**BRIEF:** Rewrite the comment on the DARPA VET program starting with "(2) Confirming the" and going on through "DoD before deployment?", swapping "DoD analysts" for "Defense Department analysts" wherever it occurs.

>> start SELECTION

This was mainly being done to two companies that provided the world with equipment and
services used by 45 of the top 50 telecommunication centers in the world. This company
brag that a third of the world’s population is hook up to its network gear, as well as being
the third largest of Smart Phone company in the world. This access gave their
government’s unbridled, backdoor access into data and proprietary information belonging
to some 140 nations. This access could have allowed widespread spying and sabotage in
the event of any hostilities .
To answer this attach on our communication system on March 26 2013 the president
signed into law restrictions on the acquisition of equipment from the offending company /
government to not be used by the National Science Foundation, NASA, and the
Departments of Commerce and Justice. As well as action being taken by the Australian,
British, and Indian governments. In addition DARPS has put out a proposal for the creation
of their VET program. This proposal with was dated for 12-19-2012 was extended until 2-12013 covering the tools and technology needed to protect our communication networks.
The DARPA VET program will seek to demonstrate that it is technically feasible for the
Department of Defense (DoD) to determine that the software and firmware shipped on
commodity Information Technology (IT) devices are free of broad classes of backdoors and
other hidden malicious functionality. Some common examples of commodity IT devices
include mobile phones, network routers, servers, printers, fax, and computer workstations
With the main charge to the ACTA from the FCC being to protect the network from harm
then it should be a natural next step for the ACTA and the Test LABs to add the DARPA
“VET Program” test requirements for testing before an US Number is applied to any device
under test. It should also be noted that because the devices being affected to-date, can be
both IP and TDM. It is subjected that the device testing requirement governing the ACTA
should be extended to cover IP based devices as well. There by covering every types of IT
and telecommunication equipment that can be connected to the National Network from
harming the Network be it IP or TDM. It should also be noted that with the test sampling
requirement on the Test LADs under the ACTA rules that the repeat testing of any device
from time to time should keep harmful technology from being added to any device after
the fact.
The VET program must overcome three major technical challenges in order to
demonstrate that potential deployment scenarios, are technically feasible:
(1) Defining malice - Given a sample device, how can DoD analysts produce a prioritized
checklist of software and firmware components to examine and broad classes of
hidden malicious functionality to rule out?
(2) Confirming the absence of malice - Given a checklist of software and firmware
components to examine and broad classes of hidden malicious functionality to rule out,
how can DoD analysts demonstrate the absence of those broad classes of hidden
malicious functionality?
(3) Examining equipment at scale - Given a means for DoD analysts to demonstrate the
absence of broad classes of hidden malicious functionality in sample devices in the lab,
how can this procedure scale to non-specialist technicians who must vet every individual
new device in DoD before deployment?

>> end SELECTION
>> start MATERIAL SHOWN

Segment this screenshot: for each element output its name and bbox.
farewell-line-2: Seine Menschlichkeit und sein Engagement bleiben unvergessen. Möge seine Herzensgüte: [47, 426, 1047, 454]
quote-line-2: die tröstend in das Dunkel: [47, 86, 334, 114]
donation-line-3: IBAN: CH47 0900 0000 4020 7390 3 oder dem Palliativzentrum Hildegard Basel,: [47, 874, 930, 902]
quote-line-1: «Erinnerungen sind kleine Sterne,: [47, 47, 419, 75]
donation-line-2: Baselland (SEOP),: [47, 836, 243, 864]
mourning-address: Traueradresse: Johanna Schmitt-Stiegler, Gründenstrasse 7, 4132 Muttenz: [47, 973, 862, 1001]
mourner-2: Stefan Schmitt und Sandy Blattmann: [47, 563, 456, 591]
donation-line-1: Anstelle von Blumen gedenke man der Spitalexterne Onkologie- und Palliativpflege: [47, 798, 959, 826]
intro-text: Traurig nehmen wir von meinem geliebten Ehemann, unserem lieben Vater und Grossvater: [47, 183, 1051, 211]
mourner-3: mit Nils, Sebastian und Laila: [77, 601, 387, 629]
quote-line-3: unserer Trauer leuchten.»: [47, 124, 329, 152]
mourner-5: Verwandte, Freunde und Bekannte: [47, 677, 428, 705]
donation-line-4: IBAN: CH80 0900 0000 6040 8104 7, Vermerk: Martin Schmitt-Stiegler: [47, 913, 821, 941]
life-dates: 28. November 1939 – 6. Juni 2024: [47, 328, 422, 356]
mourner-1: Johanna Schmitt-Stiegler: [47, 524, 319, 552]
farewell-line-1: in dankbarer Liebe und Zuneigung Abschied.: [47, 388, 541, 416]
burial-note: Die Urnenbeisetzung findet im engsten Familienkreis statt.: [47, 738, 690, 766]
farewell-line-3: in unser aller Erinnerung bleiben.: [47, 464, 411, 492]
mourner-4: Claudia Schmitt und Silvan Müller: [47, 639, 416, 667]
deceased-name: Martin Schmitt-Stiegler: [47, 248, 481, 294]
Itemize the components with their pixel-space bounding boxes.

>> end MATERIAL SHOWN
>> start MATERIAL SHOWN

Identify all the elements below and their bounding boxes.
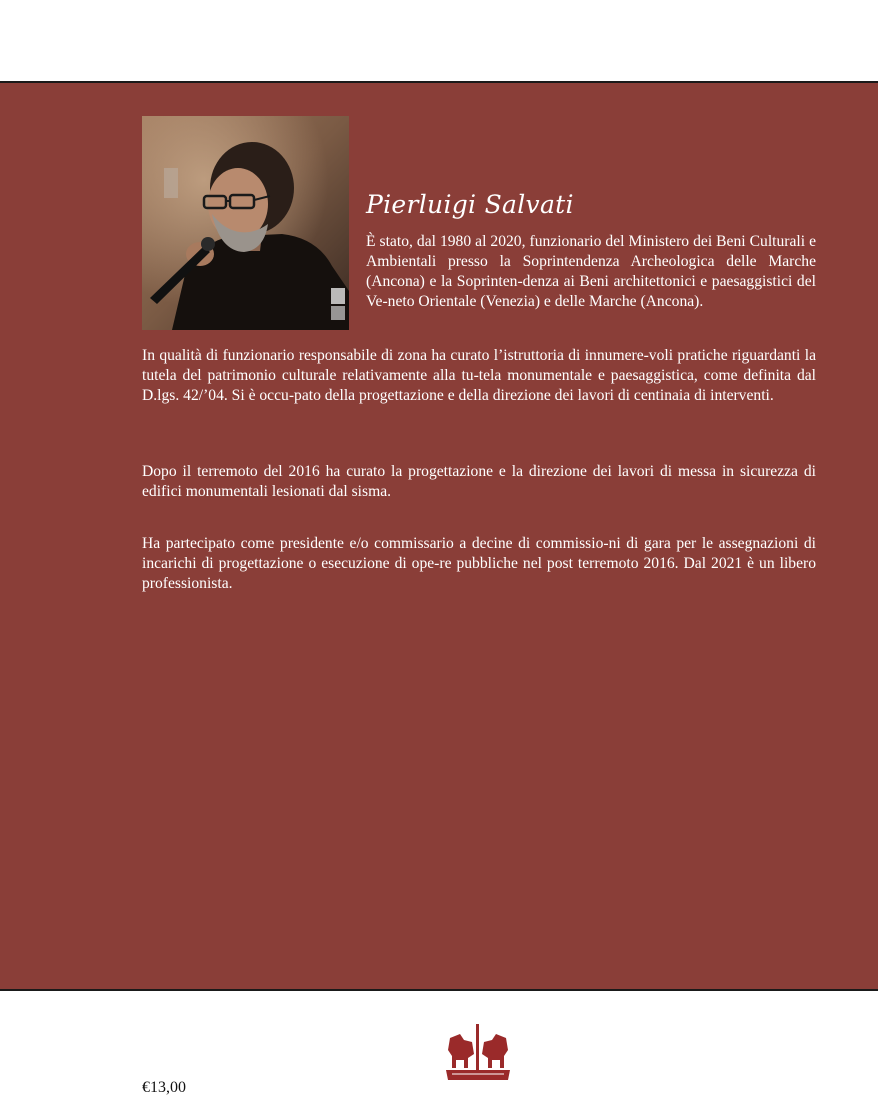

>> end MATERIAL SHOWN

**SOLUTION:**
(2) Confirming the absence of malice - Given a checklist of software and firmware
components to examine and broad classes of hidden malicious functionality to rule out,
how can Defense Department analysts demonstrate the absence of those broad classes of hidden
malicious functionality?
(3) Examining equipment at scale - Given a means for Defense Department analysts to demonstrate the
absence of broad classes of hidden malicious functionality in sample devices in the lab,
how can this procedure scale to non-specialist technicians who must vet every individual
new device in DoD before deployment?